Some lines of these records may hold the word "from"; state how many, using only the number.

(Figure dataset records)
....................
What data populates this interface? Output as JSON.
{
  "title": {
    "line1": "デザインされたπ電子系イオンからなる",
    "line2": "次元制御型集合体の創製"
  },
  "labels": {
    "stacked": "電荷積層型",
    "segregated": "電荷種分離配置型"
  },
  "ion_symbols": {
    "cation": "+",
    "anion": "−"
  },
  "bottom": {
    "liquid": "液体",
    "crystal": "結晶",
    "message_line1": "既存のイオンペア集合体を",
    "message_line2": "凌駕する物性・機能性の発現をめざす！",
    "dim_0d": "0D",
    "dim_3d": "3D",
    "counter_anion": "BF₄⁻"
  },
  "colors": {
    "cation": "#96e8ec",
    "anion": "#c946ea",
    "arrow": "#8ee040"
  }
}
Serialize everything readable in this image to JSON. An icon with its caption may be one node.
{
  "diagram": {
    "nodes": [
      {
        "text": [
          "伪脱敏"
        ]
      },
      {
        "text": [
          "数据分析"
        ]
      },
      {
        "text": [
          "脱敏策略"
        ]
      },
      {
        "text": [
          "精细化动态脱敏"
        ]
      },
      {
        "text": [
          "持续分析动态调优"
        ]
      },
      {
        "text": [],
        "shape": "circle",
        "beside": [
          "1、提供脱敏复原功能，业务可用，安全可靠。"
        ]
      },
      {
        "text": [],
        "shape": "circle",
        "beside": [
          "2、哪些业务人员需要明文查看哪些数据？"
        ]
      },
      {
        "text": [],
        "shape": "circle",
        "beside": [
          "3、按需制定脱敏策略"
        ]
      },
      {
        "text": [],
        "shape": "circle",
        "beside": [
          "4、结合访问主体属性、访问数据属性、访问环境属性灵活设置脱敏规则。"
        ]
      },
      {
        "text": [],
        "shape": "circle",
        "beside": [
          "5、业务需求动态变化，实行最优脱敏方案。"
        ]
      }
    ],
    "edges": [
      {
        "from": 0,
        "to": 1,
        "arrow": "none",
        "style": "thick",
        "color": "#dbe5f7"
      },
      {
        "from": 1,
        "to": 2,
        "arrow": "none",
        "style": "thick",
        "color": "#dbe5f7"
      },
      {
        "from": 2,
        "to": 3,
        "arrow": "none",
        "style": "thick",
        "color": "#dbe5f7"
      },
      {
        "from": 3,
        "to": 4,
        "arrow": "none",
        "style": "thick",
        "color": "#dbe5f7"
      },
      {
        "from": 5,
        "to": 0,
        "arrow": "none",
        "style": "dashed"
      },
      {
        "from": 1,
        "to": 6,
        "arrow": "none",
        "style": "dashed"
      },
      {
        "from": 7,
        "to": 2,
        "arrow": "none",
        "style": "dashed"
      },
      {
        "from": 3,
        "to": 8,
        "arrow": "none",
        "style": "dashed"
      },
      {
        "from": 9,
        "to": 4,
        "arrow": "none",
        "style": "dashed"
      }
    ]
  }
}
....................
__The response__.
9